◆ **AIM OF THE TASK**: Determine the number of lines that have the string "value" in them, and give only that number.

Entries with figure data

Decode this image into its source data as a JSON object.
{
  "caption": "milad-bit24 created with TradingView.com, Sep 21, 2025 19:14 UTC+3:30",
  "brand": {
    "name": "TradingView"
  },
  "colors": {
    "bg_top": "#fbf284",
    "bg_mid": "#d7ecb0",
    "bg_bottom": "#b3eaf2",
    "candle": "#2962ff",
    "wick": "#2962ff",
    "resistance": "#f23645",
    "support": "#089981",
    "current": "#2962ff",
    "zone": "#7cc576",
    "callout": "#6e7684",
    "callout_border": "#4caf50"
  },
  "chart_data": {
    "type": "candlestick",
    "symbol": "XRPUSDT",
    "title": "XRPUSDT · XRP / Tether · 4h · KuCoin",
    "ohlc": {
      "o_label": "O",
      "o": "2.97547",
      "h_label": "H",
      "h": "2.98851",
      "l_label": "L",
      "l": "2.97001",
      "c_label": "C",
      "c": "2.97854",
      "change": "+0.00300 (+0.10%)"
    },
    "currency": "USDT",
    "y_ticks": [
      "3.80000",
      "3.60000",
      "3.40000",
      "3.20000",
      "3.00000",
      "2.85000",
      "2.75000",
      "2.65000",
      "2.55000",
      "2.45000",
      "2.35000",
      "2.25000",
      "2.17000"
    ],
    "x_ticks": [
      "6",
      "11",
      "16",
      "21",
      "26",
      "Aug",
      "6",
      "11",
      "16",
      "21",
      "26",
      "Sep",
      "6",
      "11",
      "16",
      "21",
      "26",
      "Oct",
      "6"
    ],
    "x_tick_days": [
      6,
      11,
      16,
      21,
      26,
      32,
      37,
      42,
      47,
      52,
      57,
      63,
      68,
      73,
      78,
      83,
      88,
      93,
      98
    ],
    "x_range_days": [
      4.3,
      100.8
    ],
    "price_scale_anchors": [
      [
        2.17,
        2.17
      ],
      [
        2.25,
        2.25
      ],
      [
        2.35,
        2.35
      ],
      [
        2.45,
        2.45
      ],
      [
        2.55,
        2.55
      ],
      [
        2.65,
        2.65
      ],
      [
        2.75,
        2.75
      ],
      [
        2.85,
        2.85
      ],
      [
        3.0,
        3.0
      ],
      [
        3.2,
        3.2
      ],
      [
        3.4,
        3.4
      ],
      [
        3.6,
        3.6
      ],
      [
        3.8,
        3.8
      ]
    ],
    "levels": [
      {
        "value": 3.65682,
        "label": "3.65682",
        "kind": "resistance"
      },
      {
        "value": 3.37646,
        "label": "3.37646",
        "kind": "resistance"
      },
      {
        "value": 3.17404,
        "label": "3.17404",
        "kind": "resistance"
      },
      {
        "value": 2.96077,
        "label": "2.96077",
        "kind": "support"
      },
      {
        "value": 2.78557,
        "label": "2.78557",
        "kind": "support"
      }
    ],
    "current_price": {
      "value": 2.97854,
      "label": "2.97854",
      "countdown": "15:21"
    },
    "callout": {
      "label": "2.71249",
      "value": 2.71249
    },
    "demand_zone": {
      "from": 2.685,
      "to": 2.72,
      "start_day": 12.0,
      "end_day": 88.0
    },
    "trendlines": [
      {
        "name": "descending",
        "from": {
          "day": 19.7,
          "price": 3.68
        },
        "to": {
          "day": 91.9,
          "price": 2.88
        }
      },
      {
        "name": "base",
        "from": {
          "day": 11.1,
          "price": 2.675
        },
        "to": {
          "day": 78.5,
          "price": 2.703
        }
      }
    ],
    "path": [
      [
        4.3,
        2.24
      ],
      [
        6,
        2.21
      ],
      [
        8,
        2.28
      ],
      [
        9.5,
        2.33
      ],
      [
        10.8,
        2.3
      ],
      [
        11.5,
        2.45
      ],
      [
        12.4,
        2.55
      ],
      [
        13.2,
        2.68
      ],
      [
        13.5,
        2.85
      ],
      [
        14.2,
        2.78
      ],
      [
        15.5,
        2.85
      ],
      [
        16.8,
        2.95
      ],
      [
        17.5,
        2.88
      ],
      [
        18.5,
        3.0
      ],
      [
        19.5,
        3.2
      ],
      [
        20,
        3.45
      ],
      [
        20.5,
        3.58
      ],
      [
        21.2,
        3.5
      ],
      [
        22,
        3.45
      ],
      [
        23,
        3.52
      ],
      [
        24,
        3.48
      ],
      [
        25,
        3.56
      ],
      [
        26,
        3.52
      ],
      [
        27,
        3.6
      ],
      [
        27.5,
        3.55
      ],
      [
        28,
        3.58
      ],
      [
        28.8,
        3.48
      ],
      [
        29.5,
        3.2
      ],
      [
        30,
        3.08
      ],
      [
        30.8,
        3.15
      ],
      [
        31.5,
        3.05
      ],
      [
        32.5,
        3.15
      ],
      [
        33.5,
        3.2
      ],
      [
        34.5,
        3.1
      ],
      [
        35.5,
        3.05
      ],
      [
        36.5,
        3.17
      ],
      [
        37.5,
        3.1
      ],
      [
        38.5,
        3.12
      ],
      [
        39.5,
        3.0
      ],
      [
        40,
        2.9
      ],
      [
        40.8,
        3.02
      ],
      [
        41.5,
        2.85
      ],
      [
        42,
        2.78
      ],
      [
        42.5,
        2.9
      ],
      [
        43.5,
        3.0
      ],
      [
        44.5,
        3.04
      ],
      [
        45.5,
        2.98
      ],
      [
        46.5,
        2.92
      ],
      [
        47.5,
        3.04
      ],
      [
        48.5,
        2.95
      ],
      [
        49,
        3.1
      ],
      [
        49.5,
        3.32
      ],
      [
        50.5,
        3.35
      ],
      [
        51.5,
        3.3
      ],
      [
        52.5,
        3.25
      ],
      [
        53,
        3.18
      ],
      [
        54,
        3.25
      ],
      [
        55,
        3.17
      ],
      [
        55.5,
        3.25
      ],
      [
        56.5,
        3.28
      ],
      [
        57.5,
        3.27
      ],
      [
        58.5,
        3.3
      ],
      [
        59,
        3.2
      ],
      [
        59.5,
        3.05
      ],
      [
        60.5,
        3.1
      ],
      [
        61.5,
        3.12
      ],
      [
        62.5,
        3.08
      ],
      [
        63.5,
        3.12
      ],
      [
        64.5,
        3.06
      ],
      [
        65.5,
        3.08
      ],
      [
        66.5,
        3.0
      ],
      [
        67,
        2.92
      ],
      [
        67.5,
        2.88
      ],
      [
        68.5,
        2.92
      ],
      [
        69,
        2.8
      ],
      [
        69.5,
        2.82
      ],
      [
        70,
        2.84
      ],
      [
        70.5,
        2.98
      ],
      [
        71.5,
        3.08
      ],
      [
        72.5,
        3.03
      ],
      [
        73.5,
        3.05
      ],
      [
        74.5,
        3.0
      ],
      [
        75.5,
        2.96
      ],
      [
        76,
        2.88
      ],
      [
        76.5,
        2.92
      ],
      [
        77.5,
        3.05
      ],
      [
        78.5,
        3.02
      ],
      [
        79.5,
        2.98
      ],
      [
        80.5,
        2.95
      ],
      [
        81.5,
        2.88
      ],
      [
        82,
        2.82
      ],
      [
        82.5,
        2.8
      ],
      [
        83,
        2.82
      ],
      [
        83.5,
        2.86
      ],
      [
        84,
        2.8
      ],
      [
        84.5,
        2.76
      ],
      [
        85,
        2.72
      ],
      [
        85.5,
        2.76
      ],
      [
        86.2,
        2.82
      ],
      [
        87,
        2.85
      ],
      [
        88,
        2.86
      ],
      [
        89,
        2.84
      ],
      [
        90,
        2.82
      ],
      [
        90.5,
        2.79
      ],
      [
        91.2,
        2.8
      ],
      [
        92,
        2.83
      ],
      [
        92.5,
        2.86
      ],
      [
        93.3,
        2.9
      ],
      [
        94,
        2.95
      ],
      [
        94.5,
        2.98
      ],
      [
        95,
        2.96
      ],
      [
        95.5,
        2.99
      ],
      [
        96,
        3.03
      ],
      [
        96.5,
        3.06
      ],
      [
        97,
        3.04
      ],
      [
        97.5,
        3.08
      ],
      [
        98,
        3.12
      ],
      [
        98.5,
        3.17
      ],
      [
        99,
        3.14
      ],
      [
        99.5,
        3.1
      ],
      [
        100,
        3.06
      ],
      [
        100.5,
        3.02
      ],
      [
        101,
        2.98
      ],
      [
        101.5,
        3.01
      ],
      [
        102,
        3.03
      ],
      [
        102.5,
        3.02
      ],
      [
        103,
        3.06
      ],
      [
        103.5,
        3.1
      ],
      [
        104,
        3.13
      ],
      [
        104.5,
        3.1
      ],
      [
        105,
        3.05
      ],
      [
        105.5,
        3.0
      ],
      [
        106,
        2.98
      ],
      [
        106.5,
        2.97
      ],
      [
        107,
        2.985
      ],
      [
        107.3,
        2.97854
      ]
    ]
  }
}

◆ **RESULT**: 7